# Start of Supplied material
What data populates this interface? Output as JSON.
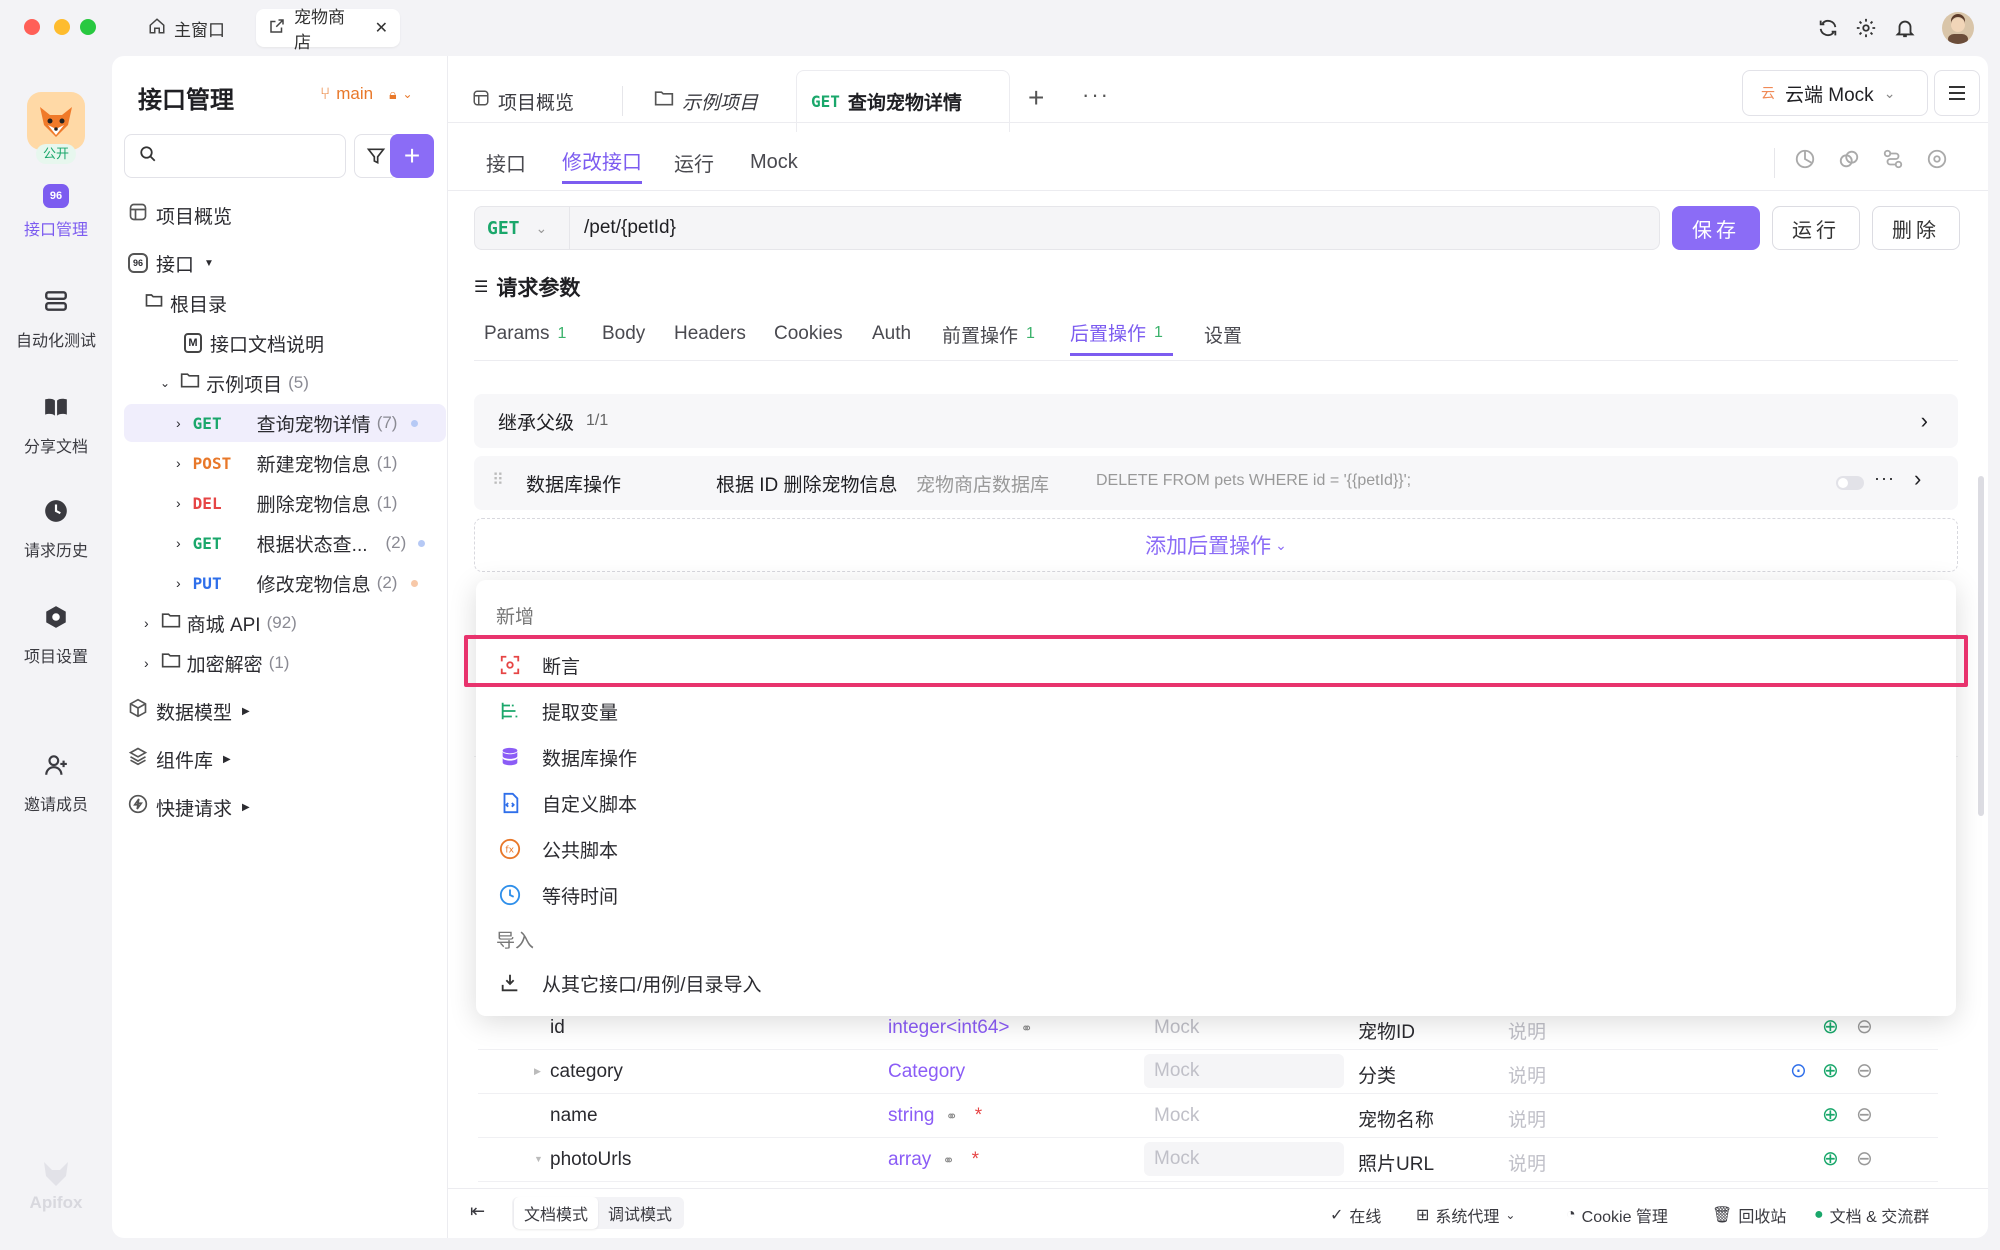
{
  "titlebar": {
    "tabs": [
      {
        "label": "主窗口",
        "icon": "home-icon"
      },
      {
        "label": "宠物商店",
        "icon": "external-link-icon",
        "active": true
      }
    ],
    "right_icons": [
      "refresh-icon",
      "gear-icon",
      "bell-icon",
      "avatar"
    ]
  },
  "rail": {
    "project_badge": "公开",
    "items": [
      {
        "label": "接口管理",
        "icon": "api-icon",
        "active": true
      },
      {
        "label": "自动化测试",
        "icon": "automation-icon"
      },
      {
        "label": "分享文档",
        "icon": "book-icon"
      },
      {
        "label": "请求历史",
        "icon": "clock-icon"
      },
      {
        "label": "项目设置",
        "icon": "settings-icon"
      },
      {
        "label": "邀请成员",
        "icon": "add-user-icon"
      }
    ],
    "brand": "Apifox"
  },
  "sidebar": {
    "title": "接口管理",
    "branch": "main",
    "search_placeholder": "",
    "tree": {
      "overview": "项目概览",
      "interfaces": "接口",
      "root": "根目录",
      "doc": "接口文档说明",
      "folder": {
        "label": "示例项目",
        "count": "(5)"
      },
      "endpoints": [
        {
          "method": "GET",
          "label": "查询宠物详情",
          "count": "(7)",
          "color": "#1aa76b"
        },
        {
          "method": "POST",
          "label": "新建宠物信息",
          "count": "(1)",
          "color": "#e8782a"
        },
        {
          "method": "DEL",
          "label": "删除宠物信息",
          "count": "(1)",
          "color": "#e64545"
        },
        {
          "method": "GET",
          "label": "根据状态查...",
          "count": "(2)",
          "color": "#1aa76b"
        },
        {
          "method": "PUT",
          "label": "修改宠物信息",
          "count": "(2)",
          "color": "#2f6fea"
        }
      ],
      "shop": {
        "label": "商城 API",
        "count": "(92)"
      },
      "crypto": {
        "label": "加密解密",
        "count": "(1)"
      },
      "models": "数据模型",
      "components": "组件库",
      "quick": "快捷请求"
    }
  },
  "main": {
    "tabs": [
      {
        "label": "项目概览"
      },
      {
        "label": "示例项目"
      },
      {
        "method": "GET",
        "label": "查询宠物详情",
        "active": true
      }
    ],
    "env": "云端 Mock",
    "env_badge": "云",
    "subtabs": [
      "接口",
      "修改接口",
      "运行",
      "Mock"
    ],
    "active_subtab": "修改接口",
    "request": {
      "method": "GET",
      "url": "/pet/{petId}",
      "save": "保存",
      "run": "运行",
      "delete": "删除"
    },
    "params_title": "请求参数",
    "param_tabs": [
      {
        "label": "Params",
        "count": "1"
      },
      {
        "label": "Body"
      },
      {
        "label": "Headers"
      },
      {
        "label": "Cookies"
      },
      {
        "label": "Auth"
      },
      {
        "label": "前置操作",
        "count": "1"
      },
      {
        "label": "后置操作",
        "count": "1",
        "active": true
      },
      {
        "label": "设置"
      }
    ],
    "inherit": {
      "label": "继承父级",
      "count": "1/1"
    },
    "db_op": {
      "label": "数据库操作",
      "name": "根据 ID 删除宠物信息",
      "db": "宠物商店数据库",
      "sql": "DELETE FROM pets WHERE id = '{{petId}}';"
    },
    "add_post": "添加后置操作",
    "menu": {
      "section_new": "新增",
      "items": [
        {
          "label": "断言",
          "icon": "assertion-icon",
          "color": "#e64545"
        },
        {
          "label": "提取变量",
          "icon": "extract-variable-icon",
          "color": "#1aa76b"
        },
        {
          "label": "数据库操作",
          "icon": "database-icon",
          "color": "#8b5cf6"
        },
        {
          "label": "自定义脚本",
          "icon": "script-icon",
          "color": "#2f6fea"
        },
        {
          "label": "公共脚本",
          "icon": "function-icon",
          "color": "#e8782a"
        },
        {
          "label": "等待时间",
          "icon": "clock-icon",
          "color": "#2f8fea"
        }
      ],
      "section_import": "导入",
      "import_item": "从其它接口/用例/目录导入"
    },
    "fields": [
      {
        "name": "id",
        "type": "integer<int64>",
        "mock": "Mock",
        "title": "宠物ID",
        "desc": "说明"
      },
      {
        "name": "category",
        "type": "Category",
        "mock": "Mock",
        "title": "分类",
        "desc": "说明"
      },
      {
        "name": "name",
        "type": "string",
        "mock": "Mock",
        "title": "宠物名称",
        "desc": "说明"
      },
      {
        "name": "photoUrls",
        "type": "array",
        "mock": "Mock",
        "title": "照片URL",
        "desc": "说明"
      }
    ],
    "required_mark": "*"
  },
  "statusbar": {
    "doc_mode": "文档模式",
    "debug_mode": "调试模式",
    "online": "在线",
    "proxy": "系统代理",
    "cookie": "Cookie 管理",
    "recycle": "回收站",
    "community": "文档 & 交流群"
  },
  "colors": {
    "accent": "#7c5cf0",
    "highlight_border": "#e8336d"
  }
}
# End of Supplied material
**Exercise directions:**
Omit the pictures and give the material again, exactly and in full.

**Output for this task:**
What data populates this interface? Output as JSON.
{
  "titlebar": {
    "tabs": [
      {
        "label": "主窗口",
        "icon": "home-icon"
      },
      {
        "label": "宠物商店",
        "icon": "external-link-icon",
        "active": true
      }
    ],
    "right_icons": [
      "refresh-icon",
      "gear-icon",
      "bell-icon",
      "avatar"
    ]
  },
  "rail": {
    "project_badge": "公开",
    "items": [
      {
        "label": "接口管理",
        "icon": "api-icon",
        "active": true
      },
      {
        "label": "自动化测试",
        "icon": "automation-icon"
      },
      {
        "label": "分享文档",
        "icon": "book-icon"
      },
      {
        "label": "请求历史",
        "icon": "clock-icon"
      },
      {
        "label": "项目设置",
        "icon": "settings-icon"
      },
      {
        "label": "邀请成员",
        "icon": "add-user-icon"
      }
    ],
    "brand": "Apifox"
  },
  "sidebar": {
    "title": "接口管理",
    "branch": "main",
    "search_placeholder": "",
    "tree": {
      "overview": "项目概览",
      "interfaces": "接口",
      "root": "根目录",
      "doc": "接口文档说明",
      "folder": {
        "label": "示例项目",
        "count": "(5)"
      },
      "endpoints": [
        {
          "method": "GET",
          "label": "查询宠物详情",
          "count": "(7)",
          "color": "#1aa76b"
        },
        {
          "method": "POST",
          "label": "新建宠物信息",
          "count": "(1)",
          "color": "#e8782a"
        },
        {
          "method": "DEL",
          "label": "删除宠物信息",
          "count": "(1)",
          "color": "#e64545"
        },
        {
          "method": "GET",
          "label": "根据状态查...",
          "count": "(2)",
          "color": "#1aa76b"
        },
        {
          "method": "PUT",
          "label": "修改宠物信息",
          "count": "(2)",
          "color": "#2f6fea"
        }
      ],
      "shop": {
        "label": "商城 API",
        "count": "(92)"
      },
      "crypto": {
        "label": "加密解密",
        "count": "(1)"
      },
      "models": "数据模型",
      "components": "组件库",
      "quick": "快捷请求"
    }
  },
  "main": {
    "tabs": [
      {
        "label": "项目概览"
      },
      {
        "label": "示例项目"
      },
      {
        "method": "GET",
        "label": "查询宠物详情",
        "active": true
      }
    ],
    "env": "云端 Mock",
    "env_badge": "云",
    "subtabs": [
      "接口",
      "修改接口",
      "运行",
      "Mock"
    ],
    "active_subtab": "修改接口",
    "request": {
      "method": "GET",
      "url": "/pet/{petId}",
      "save": "保存",
      "run": "运行",
      "delete": "删除"
    },
    "params_title": "请求参数",
    "param_tabs": [
      {
        "label": "Params",
        "count": "1"
      },
      {
        "label": "Body"
      },
      {
        "label": "Headers"
      },
      {
        "label": "Cookies"
      },
      {
        "label": "Auth"
      },
      {
        "label": "前置操作",
        "count": "1"
      },
      {
        "label": "后置操作",
        "count": "1",
        "active": true
      },
      {
        "label": "设置"
      }
    ],
    "inherit": {
      "label": "继承父级",
      "count": "1/1"
    },
    "db_op": {
      "label": "数据库操作",
      "name": "根据 ID 删除宠物信息",
      "db": "宠物商店数据库",
      "sql": "DELETE FROM pets WHERE id = '{{petId}}';"
    },
    "add_post": "添加后置操作",
    "menu": {
      "section_new": "新增",
      "items": [
        {
          "label": "断言",
          "icon": "assertion-icon",
          "color": "#e64545"
        },
        {
          "label": "提取变量",
          "icon": "extract-variable-icon",
          "color": "#1aa76b"
        },
        {
          "label": "数据库操作",
          "icon": "database-icon",
          "color": "#8b5cf6"
        },
        {
          "label": "自定义脚本",
          "icon": "script-icon",
          "color": "#2f6fea"
        },
        {
          "label": "公共脚本",
          "icon": "function-icon",
          "color": "#e8782a"
        },
        {
          "label": "等待时间",
          "icon": "clock-icon",
          "color": "#2f8fea"
        }
      ],
      "section_import": "导入",
      "import_item": "从其它接口/用例/目录导入"
    },
    "fields": [
      {
        "name": "id",
        "type": "integer<int64>",
        "mock": "Mock",
        "title": "宠物ID",
        "desc": "说明"
      },
      {
        "name": "category",
        "type": "Category",
        "mock": "Mock",
        "title": "分类",
        "desc": "说明"
      },
      {
        "name": "name",
        "type": "string",
        "mock": "Mock",
        "title": "宠物名称",
        "desc": "说明"
      },
      {
        "name": "photoUrls",
        "type": "array",
        "mock": "Mock",
        "title": "照片URL",
        "desc": "说明"
      }
    ],
    "required_mark": "*"
  },
  "statusbar": {
    "doc_mode": "文档模式",
    "debug_mode": "调试模式",
    "online": "在线",
    "proxy": "系统代理",
    "cookie": "Cookie 管理",
    "recycle": "回收站",
    "community": "文档 & 交流群"
  },
  "colors": {
    "accent": "#7c5cf0",
    "highlight_border": "#e8336d"
  }
}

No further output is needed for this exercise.